- [Written problem] Rewrite the items from the start through the line containing "- q6-var-y: y: [138, 1071, 145, 1087]" as a Markdown table with the columns No and Entry, numbering each row and leaving out blank lines.

- [Given information]
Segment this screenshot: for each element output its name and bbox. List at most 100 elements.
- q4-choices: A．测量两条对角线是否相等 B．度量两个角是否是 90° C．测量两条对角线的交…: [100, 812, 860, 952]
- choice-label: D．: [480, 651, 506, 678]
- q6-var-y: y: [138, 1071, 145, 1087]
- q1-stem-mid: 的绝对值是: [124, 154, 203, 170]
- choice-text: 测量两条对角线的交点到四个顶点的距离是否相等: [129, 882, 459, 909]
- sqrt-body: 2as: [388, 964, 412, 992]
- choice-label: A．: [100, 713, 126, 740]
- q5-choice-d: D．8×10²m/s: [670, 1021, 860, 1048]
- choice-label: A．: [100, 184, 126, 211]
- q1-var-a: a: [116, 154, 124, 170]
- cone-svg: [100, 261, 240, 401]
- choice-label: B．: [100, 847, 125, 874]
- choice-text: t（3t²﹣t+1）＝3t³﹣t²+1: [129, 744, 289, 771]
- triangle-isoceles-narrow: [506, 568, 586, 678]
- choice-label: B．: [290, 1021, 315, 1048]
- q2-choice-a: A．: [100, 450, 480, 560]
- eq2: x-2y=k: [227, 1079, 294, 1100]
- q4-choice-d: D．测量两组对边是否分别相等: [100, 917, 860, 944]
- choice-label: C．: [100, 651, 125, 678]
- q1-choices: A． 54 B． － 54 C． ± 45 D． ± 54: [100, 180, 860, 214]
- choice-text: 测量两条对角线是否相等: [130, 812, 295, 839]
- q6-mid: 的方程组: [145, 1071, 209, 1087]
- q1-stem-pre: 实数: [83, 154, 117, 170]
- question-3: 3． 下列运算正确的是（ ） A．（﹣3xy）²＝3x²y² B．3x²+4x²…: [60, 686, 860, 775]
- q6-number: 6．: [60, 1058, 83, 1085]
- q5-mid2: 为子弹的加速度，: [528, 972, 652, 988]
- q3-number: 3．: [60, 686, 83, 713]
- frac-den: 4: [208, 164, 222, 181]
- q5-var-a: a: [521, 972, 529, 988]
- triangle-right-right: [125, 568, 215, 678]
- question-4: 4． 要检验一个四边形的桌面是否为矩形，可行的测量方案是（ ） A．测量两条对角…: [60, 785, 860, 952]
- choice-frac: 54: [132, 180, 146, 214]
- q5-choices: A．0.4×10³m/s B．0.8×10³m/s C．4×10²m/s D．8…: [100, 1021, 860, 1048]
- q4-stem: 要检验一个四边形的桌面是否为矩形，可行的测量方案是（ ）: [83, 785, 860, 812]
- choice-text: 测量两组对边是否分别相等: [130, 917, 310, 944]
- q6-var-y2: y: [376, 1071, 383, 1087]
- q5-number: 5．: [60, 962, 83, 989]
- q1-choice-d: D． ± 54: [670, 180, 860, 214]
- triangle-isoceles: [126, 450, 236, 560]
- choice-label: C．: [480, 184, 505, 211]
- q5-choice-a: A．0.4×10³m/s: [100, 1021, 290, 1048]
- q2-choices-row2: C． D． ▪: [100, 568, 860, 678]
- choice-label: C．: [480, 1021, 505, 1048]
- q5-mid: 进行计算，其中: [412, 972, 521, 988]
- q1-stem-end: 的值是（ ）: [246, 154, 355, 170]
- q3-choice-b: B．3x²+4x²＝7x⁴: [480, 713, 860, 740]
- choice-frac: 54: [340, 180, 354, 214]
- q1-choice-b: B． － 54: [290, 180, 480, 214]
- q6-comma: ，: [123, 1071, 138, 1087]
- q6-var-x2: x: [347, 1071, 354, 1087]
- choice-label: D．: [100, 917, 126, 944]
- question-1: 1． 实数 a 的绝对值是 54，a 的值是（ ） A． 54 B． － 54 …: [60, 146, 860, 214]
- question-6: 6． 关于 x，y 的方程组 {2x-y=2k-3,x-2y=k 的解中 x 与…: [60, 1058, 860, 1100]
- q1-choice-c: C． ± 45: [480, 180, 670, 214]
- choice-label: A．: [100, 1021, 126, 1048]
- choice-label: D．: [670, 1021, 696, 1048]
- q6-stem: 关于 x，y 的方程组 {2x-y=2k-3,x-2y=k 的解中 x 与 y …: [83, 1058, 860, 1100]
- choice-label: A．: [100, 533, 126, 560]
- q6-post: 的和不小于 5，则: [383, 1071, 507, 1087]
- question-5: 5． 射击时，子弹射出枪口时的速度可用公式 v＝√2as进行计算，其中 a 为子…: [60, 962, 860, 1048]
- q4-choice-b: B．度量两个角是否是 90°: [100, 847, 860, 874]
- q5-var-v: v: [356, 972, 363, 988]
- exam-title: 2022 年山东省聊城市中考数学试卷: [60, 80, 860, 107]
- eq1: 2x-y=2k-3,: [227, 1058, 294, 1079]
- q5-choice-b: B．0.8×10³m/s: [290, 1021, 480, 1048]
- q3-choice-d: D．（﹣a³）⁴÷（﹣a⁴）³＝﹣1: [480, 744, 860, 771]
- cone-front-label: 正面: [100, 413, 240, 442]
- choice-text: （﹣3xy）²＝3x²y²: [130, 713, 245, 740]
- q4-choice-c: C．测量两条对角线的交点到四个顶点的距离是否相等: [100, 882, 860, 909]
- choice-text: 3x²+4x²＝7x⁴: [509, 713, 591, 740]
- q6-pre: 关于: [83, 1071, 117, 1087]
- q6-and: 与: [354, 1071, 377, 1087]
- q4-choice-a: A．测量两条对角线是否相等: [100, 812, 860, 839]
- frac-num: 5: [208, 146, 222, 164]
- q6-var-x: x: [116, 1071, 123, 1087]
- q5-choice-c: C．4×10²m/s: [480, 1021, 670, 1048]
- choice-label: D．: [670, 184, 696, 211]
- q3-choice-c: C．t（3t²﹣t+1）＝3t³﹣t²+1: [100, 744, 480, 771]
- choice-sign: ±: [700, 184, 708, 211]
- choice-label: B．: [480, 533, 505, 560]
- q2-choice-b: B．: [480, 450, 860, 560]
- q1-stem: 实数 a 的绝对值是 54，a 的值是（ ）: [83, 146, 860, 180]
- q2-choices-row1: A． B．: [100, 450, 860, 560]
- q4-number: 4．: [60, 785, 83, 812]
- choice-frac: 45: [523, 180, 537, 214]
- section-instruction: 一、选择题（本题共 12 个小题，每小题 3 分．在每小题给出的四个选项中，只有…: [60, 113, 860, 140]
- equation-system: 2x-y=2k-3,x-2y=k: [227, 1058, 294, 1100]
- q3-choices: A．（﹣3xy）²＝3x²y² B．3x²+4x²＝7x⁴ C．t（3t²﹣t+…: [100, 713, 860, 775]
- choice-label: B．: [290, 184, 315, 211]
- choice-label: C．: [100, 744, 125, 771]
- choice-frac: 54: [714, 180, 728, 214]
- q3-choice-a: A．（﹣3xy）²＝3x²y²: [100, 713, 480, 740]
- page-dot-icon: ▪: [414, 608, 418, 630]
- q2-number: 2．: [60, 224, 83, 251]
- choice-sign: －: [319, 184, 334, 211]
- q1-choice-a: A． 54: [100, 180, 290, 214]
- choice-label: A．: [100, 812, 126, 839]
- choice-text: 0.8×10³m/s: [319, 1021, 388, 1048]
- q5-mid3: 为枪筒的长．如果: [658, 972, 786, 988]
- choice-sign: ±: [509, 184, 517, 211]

- [Completed task]
| No | Entry |
|---|---|
| 1 | Segment this screenshot: for each element output its name and bbox. List at most 100 elements. |
| 2 | - q4-choices: A．测量两条对角线是否相等 B．度量两个角是否是 90° C．测量两条对角线的交…: [100, 812, 860, 952] |
| 3 | - choice-label: D．: [480, 651, 506, 678] |
| 4 | - q6-var-y: y: [138, 1071, 145, 1087] |